- [Prompt] Single out the lines that include the word "Diagram". Copy them.

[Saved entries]
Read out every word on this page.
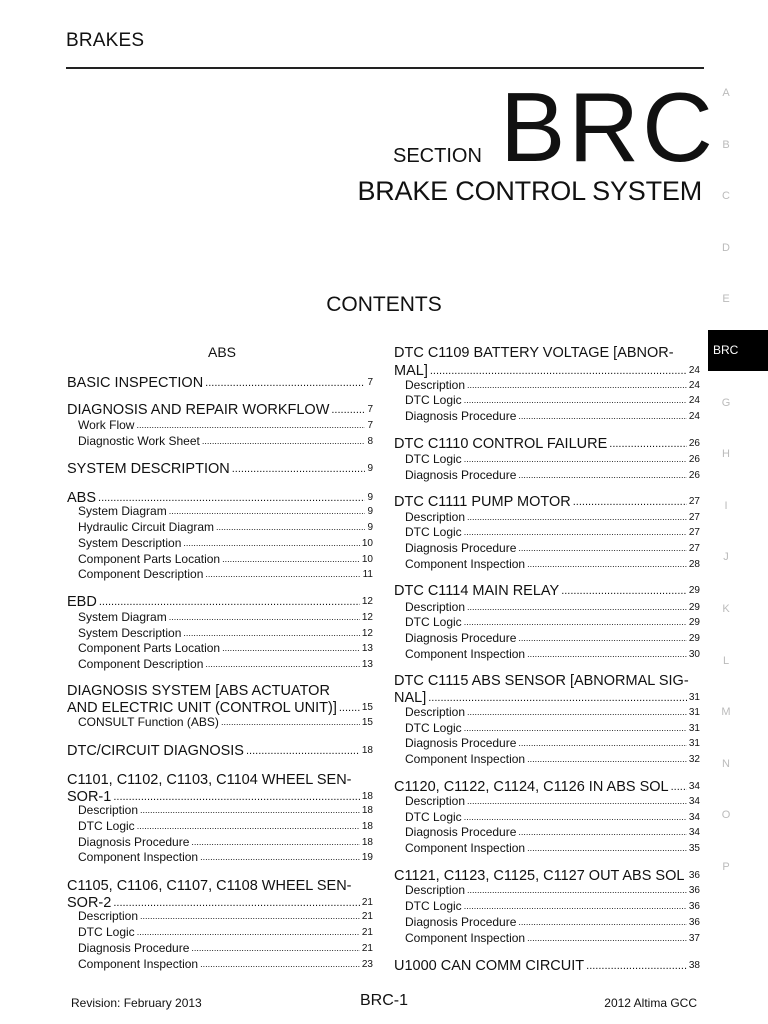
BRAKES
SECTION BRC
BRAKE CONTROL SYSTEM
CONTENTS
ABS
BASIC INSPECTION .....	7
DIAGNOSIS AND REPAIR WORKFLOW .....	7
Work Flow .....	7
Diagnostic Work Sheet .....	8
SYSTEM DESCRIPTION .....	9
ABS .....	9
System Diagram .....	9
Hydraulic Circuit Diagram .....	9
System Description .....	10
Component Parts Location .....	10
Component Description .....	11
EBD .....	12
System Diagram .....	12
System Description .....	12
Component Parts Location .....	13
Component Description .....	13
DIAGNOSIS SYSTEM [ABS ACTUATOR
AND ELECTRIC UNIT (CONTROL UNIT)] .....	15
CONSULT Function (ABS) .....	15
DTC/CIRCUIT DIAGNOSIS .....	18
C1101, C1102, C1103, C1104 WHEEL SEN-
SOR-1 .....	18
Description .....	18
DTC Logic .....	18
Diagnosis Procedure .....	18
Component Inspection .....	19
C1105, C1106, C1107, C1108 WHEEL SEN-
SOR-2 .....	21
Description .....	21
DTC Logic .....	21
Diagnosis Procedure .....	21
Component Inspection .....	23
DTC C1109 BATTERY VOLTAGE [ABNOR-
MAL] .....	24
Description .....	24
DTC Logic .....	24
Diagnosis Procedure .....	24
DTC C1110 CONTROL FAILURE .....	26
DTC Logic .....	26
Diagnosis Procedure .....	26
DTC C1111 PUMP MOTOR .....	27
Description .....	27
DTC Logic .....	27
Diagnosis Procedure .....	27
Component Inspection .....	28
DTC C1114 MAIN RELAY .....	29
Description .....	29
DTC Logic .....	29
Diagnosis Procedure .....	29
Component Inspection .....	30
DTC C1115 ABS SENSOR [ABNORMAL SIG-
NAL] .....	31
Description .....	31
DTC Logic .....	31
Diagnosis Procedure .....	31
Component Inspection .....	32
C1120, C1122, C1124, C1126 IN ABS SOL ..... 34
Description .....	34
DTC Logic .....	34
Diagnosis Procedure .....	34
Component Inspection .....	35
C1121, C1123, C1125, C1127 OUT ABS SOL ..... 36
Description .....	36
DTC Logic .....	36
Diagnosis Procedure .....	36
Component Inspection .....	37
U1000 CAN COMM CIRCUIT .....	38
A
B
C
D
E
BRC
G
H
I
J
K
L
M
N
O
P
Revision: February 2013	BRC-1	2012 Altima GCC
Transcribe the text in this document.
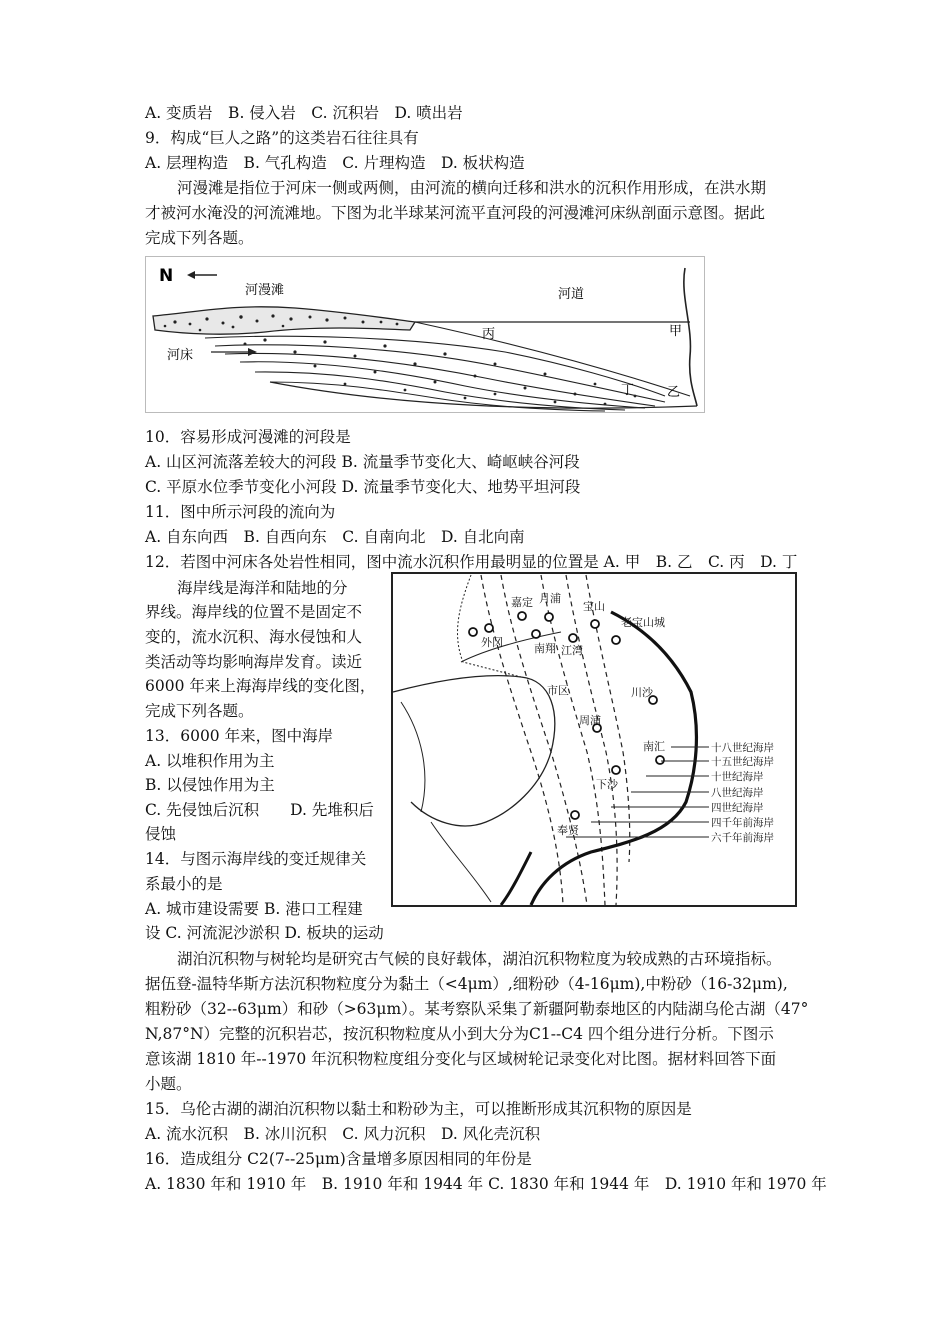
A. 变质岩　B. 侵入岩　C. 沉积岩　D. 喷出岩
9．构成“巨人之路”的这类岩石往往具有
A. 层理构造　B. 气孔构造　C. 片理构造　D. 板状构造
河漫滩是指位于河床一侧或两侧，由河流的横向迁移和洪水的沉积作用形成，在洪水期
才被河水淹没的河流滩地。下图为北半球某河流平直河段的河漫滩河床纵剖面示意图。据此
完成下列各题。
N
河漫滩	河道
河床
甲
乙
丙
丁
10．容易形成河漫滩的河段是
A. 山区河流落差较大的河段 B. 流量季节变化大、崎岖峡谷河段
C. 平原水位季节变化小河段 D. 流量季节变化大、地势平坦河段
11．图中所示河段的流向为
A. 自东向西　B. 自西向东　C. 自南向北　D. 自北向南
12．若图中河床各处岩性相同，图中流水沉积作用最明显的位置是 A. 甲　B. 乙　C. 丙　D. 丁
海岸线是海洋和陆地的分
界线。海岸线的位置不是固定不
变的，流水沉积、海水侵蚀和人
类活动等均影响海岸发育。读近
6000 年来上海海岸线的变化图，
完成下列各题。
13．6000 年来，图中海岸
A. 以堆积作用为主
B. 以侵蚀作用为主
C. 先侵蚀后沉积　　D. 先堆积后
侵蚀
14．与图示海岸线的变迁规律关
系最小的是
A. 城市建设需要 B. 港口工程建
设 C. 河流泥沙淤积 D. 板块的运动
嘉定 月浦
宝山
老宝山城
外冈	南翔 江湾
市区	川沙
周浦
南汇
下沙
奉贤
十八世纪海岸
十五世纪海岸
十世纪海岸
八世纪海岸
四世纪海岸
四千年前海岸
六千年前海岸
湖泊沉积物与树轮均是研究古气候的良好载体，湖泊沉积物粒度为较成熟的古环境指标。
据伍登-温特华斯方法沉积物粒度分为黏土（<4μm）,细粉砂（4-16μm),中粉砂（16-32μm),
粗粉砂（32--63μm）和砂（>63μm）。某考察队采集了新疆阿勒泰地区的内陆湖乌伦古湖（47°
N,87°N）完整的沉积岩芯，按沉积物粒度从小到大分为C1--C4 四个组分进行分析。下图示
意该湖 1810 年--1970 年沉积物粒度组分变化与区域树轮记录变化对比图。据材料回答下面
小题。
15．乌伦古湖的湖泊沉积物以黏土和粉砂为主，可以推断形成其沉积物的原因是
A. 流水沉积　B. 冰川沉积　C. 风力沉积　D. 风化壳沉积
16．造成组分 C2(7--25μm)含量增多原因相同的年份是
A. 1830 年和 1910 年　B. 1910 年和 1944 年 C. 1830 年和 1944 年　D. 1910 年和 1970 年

- [The completed task]
System Diagram .....	9
Hydraulic Circuit Diagram .....	9
System Diagram .....	12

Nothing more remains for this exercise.